Search the data below for the word "غلظت" and copy each line that holds it.

BEGIN Entries provided

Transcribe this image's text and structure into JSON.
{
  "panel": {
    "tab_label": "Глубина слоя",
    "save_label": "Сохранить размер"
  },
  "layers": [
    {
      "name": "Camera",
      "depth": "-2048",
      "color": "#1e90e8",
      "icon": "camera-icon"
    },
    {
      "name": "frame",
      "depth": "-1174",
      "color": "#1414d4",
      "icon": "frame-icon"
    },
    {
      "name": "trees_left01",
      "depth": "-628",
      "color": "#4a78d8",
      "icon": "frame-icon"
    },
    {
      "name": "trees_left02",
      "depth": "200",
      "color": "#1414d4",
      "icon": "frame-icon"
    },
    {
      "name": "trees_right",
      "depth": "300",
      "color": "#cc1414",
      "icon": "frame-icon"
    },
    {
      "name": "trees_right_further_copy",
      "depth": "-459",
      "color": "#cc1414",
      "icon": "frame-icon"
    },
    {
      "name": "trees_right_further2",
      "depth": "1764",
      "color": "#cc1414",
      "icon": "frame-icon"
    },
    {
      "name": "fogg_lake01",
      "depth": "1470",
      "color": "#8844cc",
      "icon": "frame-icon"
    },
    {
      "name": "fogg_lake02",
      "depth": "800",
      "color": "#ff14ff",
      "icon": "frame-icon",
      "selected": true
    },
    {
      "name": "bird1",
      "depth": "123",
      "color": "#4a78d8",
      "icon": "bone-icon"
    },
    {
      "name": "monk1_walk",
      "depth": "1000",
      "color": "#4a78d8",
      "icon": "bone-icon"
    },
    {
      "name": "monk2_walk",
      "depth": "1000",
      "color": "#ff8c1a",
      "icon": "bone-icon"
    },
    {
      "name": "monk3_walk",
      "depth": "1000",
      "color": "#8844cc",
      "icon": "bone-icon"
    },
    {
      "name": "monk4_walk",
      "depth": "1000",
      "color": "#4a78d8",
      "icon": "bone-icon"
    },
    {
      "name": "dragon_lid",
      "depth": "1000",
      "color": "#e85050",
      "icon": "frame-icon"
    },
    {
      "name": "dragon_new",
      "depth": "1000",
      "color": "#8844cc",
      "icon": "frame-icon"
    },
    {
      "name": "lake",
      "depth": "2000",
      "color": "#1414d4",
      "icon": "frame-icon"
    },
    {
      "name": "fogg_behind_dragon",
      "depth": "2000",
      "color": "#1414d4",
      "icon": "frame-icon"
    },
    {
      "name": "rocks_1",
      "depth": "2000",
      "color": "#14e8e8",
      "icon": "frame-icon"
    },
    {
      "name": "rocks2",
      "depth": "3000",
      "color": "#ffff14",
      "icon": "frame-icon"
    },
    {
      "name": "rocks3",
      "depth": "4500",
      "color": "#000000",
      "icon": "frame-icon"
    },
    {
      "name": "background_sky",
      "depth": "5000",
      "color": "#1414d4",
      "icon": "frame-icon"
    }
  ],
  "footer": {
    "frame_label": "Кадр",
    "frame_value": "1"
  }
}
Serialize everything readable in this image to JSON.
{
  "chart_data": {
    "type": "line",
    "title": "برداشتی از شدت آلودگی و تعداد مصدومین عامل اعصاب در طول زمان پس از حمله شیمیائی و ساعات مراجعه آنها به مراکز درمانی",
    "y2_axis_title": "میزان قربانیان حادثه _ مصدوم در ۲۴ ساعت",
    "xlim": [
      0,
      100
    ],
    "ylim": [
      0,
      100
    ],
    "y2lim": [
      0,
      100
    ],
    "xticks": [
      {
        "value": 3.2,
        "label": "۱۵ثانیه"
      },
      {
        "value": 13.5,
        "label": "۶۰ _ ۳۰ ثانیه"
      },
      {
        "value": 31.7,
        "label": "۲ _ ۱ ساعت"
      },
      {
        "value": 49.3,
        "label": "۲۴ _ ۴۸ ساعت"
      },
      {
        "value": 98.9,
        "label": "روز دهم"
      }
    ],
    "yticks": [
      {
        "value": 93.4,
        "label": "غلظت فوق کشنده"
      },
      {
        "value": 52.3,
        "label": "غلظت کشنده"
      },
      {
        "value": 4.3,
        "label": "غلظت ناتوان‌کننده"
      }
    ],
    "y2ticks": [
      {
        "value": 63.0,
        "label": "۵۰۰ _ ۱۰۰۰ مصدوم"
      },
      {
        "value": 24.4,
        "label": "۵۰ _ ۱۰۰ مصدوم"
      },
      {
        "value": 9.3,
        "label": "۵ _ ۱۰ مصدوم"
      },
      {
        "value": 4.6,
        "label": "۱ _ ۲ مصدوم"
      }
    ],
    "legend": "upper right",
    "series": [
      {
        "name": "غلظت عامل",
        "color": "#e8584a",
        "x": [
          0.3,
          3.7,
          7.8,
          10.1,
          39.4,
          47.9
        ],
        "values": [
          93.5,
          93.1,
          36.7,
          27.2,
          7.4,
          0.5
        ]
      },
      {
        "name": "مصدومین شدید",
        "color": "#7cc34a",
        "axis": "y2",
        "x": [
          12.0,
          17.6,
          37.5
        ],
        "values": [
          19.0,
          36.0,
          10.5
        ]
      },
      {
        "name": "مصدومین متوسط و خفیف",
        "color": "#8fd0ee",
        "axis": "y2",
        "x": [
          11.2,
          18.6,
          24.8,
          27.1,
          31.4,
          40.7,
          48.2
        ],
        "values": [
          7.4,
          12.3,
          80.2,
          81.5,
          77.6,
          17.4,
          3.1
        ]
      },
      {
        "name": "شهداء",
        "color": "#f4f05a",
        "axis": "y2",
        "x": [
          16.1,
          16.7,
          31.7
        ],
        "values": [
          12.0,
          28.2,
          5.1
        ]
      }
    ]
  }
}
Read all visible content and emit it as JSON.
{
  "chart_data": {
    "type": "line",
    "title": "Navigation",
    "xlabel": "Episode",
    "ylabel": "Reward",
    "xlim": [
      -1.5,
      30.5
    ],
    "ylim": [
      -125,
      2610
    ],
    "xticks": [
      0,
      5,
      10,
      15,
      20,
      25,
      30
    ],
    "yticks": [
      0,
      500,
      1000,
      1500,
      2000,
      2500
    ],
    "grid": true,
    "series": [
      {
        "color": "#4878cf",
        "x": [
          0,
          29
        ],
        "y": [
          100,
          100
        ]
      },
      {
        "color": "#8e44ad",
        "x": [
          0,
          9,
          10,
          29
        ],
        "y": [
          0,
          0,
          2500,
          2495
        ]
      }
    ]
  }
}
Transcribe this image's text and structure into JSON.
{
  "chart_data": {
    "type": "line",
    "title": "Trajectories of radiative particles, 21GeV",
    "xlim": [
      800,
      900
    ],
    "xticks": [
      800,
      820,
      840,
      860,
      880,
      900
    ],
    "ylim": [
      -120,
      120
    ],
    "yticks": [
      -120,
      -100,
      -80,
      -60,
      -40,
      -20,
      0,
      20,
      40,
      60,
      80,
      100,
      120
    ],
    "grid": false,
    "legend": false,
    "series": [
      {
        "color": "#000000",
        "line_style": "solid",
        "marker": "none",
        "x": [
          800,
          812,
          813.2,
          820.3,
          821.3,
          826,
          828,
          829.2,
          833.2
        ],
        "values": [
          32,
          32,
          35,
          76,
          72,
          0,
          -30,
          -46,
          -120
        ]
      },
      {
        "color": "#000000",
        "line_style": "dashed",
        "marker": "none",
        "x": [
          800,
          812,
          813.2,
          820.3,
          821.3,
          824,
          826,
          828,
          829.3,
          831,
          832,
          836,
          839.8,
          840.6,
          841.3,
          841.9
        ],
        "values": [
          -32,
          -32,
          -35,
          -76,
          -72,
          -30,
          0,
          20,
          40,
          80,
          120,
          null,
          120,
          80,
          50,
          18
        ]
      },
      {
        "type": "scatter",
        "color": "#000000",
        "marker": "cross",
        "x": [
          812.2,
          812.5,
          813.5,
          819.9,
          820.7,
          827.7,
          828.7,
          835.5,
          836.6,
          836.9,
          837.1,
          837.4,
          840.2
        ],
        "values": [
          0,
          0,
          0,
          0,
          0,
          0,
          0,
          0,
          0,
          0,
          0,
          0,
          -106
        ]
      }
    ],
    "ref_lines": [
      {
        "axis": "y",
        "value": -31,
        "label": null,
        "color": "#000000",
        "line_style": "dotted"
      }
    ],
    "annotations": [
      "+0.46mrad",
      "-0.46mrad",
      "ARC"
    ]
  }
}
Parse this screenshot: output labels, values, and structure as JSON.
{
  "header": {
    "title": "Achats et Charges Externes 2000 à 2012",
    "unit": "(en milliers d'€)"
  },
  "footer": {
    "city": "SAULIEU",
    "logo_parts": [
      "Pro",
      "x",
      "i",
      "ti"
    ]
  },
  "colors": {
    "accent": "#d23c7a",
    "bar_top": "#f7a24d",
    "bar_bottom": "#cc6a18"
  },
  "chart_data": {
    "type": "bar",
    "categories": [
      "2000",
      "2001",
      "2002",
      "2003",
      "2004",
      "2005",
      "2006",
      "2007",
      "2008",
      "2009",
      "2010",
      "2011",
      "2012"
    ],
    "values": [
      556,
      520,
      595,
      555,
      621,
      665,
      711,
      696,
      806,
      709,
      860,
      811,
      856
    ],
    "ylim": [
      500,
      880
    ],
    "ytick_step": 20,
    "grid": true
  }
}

END Entries provided

Written solution -
        "label": "غلظت فوق کشنده"
        "label": "غلظت کشنده"
        "label": "غلظت ناتوان‌کننده"
        "name": "غلظت عامل",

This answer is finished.